## [Exercise objective]
Wherever the word "this" appears in a line, copy that line.

## [Task data]
>> START

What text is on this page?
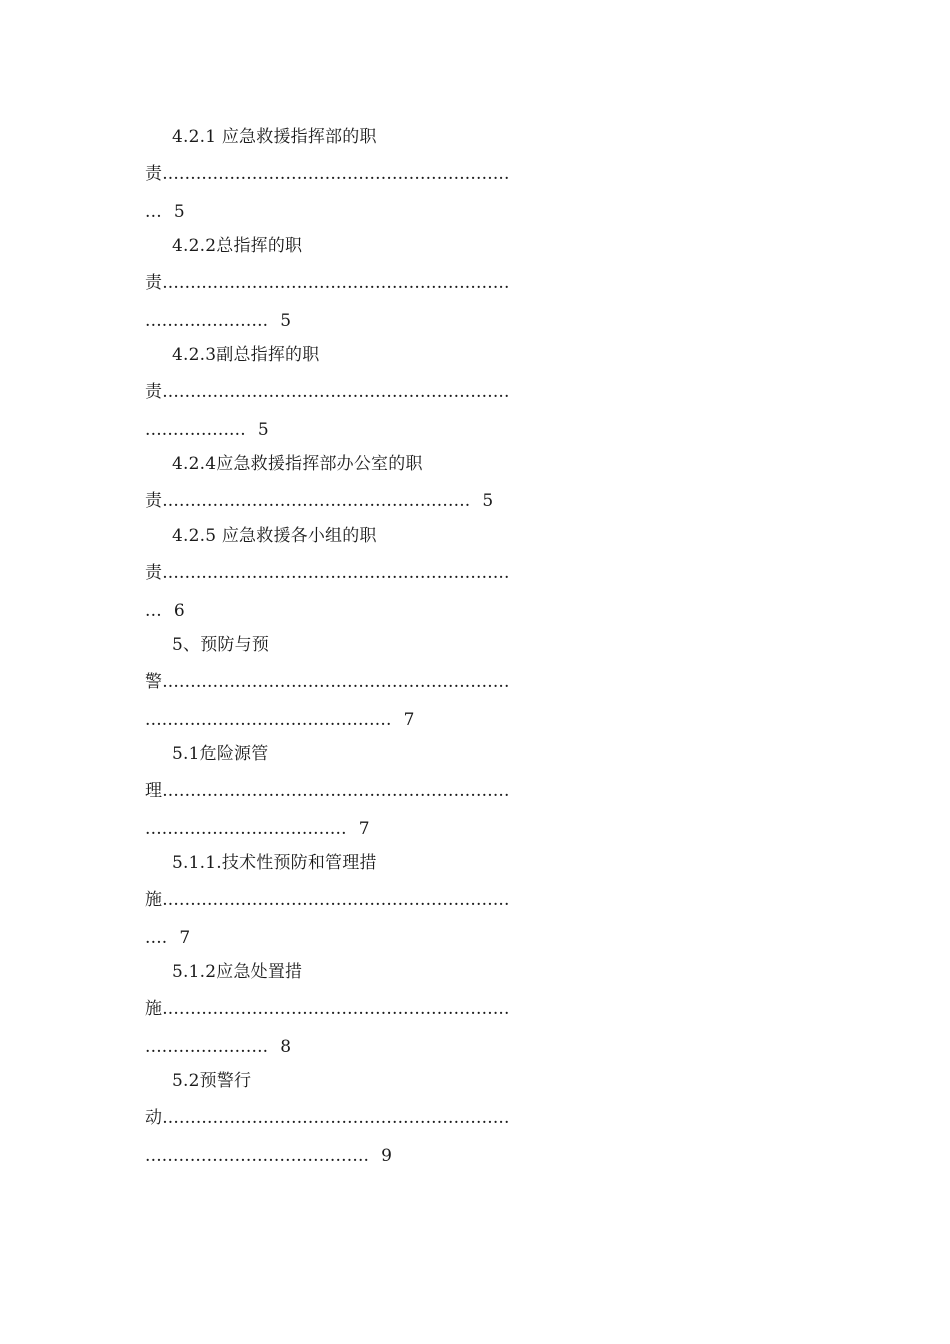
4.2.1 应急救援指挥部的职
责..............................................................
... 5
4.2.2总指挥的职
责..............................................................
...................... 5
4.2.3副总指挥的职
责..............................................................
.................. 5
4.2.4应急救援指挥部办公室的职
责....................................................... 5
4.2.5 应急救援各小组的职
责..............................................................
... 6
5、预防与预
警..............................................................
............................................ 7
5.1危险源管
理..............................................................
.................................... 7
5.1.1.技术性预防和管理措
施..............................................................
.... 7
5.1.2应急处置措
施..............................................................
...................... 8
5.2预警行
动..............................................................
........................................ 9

>> END
>> START

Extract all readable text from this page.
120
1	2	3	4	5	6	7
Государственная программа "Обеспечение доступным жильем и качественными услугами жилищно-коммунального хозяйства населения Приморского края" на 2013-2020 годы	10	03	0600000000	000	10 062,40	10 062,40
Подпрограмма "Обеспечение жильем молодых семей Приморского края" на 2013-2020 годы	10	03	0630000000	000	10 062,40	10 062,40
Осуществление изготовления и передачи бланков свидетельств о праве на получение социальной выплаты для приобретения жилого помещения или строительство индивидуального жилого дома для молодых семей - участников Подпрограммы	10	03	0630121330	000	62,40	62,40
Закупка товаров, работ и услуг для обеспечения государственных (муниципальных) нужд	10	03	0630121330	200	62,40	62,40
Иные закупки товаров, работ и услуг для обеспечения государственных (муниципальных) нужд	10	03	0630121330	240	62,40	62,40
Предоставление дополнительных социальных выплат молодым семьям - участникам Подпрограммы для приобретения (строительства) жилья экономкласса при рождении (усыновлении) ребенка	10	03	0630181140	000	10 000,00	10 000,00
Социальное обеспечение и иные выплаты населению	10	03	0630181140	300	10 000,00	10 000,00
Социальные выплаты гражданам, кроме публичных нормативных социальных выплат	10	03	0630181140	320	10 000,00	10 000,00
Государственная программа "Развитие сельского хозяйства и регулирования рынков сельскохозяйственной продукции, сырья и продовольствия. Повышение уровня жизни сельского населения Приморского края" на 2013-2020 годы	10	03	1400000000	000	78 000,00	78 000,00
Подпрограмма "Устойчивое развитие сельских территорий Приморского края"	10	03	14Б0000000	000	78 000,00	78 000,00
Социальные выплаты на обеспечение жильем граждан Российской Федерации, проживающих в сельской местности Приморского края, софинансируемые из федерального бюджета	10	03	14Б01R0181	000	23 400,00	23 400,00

>> END
>> START

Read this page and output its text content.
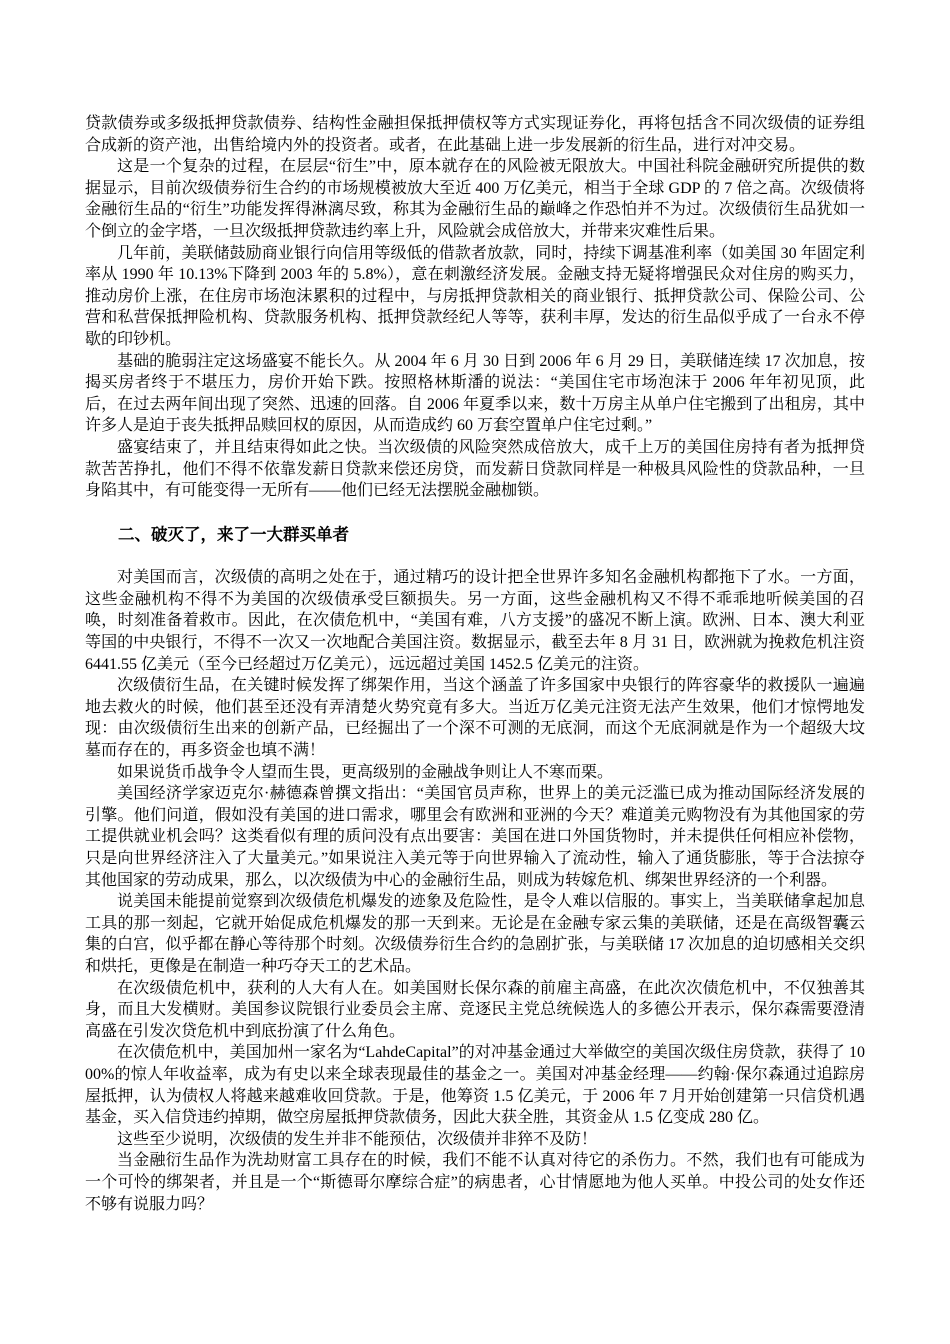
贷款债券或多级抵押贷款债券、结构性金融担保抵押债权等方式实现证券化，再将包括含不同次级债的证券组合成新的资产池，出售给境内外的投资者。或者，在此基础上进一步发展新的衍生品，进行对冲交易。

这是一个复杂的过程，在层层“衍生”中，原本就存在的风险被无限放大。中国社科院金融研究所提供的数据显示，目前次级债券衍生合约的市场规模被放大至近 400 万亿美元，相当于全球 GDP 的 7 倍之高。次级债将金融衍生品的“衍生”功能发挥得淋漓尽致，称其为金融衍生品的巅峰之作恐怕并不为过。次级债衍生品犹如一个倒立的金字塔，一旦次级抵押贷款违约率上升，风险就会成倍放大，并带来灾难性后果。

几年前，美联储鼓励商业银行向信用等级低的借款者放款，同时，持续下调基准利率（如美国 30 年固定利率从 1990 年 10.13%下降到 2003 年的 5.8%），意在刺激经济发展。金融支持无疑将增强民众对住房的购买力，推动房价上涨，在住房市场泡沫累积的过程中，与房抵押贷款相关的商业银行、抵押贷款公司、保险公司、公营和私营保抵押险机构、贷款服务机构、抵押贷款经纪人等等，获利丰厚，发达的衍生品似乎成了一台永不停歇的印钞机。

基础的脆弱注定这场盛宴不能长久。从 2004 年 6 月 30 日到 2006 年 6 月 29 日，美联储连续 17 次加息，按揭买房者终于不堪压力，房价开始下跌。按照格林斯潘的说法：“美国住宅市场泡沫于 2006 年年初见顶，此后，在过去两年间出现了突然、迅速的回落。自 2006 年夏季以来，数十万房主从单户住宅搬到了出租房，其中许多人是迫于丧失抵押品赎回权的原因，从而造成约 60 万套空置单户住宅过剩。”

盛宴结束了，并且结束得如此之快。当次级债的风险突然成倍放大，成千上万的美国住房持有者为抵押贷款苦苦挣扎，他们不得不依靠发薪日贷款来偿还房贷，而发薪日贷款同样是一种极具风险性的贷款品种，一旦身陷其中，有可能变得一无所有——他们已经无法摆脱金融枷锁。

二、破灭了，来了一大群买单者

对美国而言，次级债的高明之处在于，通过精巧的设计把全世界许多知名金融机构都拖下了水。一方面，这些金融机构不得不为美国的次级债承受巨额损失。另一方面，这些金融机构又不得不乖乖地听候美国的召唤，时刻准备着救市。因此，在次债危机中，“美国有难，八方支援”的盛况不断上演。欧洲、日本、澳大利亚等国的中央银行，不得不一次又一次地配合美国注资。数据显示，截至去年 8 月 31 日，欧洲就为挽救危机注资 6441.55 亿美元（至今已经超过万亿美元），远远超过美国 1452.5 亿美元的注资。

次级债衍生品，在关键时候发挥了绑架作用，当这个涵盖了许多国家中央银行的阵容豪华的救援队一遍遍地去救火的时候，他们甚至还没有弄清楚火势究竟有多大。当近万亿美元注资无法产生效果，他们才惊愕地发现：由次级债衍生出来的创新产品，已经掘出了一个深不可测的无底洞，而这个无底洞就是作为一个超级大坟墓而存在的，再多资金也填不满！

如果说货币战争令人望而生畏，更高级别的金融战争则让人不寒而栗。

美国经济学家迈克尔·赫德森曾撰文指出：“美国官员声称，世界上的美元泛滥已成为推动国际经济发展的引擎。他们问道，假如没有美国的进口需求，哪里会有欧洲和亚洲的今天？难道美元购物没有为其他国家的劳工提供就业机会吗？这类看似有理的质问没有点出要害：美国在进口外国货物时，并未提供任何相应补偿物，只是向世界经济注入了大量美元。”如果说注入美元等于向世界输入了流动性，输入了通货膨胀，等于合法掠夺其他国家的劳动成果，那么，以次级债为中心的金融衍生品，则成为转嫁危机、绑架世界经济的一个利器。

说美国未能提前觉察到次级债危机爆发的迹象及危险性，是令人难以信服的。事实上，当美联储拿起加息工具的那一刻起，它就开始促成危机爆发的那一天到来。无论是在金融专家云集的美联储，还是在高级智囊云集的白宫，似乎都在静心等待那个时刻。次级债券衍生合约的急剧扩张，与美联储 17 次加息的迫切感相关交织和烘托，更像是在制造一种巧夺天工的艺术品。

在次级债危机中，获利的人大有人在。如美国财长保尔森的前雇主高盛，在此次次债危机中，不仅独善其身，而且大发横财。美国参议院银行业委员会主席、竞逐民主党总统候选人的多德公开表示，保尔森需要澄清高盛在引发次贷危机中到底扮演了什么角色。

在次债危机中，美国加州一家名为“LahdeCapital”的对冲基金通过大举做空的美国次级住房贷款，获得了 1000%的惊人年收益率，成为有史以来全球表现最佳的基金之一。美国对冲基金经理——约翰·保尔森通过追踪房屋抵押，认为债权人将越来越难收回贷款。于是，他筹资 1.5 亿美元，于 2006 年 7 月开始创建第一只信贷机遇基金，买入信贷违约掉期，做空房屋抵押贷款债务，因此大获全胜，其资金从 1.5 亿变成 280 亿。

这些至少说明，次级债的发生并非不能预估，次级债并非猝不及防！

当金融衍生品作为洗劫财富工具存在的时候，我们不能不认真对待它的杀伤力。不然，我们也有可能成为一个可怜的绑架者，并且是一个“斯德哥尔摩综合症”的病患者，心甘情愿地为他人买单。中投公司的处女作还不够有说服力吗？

>> END

## [Output]
What text is on this page?
Extract all readable text from this page.
Read this page and output its text content.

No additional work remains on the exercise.